----- Rows -----
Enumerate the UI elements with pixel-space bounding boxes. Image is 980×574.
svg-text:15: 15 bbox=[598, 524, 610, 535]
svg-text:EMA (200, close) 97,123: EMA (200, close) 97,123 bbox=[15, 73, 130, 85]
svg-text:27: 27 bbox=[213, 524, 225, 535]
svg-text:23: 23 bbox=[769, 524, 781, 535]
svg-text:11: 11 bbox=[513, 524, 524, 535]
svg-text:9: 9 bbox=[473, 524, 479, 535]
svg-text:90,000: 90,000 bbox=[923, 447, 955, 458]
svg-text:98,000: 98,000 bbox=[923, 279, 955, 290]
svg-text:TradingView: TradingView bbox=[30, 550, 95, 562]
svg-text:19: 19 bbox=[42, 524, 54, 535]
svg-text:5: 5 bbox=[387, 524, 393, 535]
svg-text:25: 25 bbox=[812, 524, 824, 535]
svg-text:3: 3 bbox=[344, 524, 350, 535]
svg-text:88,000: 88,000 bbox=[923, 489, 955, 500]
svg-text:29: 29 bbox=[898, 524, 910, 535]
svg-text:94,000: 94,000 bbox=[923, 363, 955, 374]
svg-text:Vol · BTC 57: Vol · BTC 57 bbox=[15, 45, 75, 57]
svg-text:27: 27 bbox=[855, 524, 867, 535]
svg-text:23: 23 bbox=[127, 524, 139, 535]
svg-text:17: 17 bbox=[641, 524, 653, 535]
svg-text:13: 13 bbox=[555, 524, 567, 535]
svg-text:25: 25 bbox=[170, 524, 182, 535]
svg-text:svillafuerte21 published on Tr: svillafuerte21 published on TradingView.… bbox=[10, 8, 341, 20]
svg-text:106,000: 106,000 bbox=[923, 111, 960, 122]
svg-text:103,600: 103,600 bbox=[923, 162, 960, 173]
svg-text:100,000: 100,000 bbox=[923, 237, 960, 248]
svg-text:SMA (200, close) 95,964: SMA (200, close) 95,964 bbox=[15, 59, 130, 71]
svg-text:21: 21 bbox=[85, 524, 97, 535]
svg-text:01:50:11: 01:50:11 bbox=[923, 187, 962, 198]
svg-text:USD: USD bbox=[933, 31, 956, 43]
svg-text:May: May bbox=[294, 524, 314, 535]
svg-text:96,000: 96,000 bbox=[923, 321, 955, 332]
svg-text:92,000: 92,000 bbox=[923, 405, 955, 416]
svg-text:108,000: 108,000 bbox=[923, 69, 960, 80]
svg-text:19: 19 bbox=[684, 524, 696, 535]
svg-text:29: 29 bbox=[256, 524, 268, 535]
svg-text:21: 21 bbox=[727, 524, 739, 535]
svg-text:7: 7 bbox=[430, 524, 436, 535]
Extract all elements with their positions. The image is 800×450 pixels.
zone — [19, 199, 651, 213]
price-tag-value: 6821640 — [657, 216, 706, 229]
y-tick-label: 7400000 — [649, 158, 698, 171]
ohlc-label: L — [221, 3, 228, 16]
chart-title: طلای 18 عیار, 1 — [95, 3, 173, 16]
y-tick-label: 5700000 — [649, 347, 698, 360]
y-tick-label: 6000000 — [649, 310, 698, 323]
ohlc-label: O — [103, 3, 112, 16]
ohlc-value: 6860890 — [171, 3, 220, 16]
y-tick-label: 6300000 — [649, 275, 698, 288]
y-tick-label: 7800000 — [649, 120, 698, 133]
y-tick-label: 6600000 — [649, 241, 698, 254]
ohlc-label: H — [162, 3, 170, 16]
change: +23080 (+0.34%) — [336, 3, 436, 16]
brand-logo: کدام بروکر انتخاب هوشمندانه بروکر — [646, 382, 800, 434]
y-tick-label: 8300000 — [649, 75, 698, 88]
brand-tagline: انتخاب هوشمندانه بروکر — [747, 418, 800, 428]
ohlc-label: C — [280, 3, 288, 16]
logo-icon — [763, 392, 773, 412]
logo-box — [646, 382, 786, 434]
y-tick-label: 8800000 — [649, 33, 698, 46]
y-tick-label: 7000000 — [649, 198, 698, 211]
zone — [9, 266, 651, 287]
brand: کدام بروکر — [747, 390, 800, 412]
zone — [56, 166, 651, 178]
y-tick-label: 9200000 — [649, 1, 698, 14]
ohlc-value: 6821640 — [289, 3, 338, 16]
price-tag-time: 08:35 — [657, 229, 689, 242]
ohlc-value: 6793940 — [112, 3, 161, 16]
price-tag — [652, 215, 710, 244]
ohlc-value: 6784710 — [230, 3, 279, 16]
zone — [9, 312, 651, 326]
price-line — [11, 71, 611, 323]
-----
Exercise goal
Identify every line above that contains the word "کدام", and reproduce each such line in full.

Answer for this exercise
brand-logo: کدام بروکر انتخاب هوشمندانه بروکر — [646, 382, 800, 434]
brand: کدام بروکر — [747, 390, 800, 412]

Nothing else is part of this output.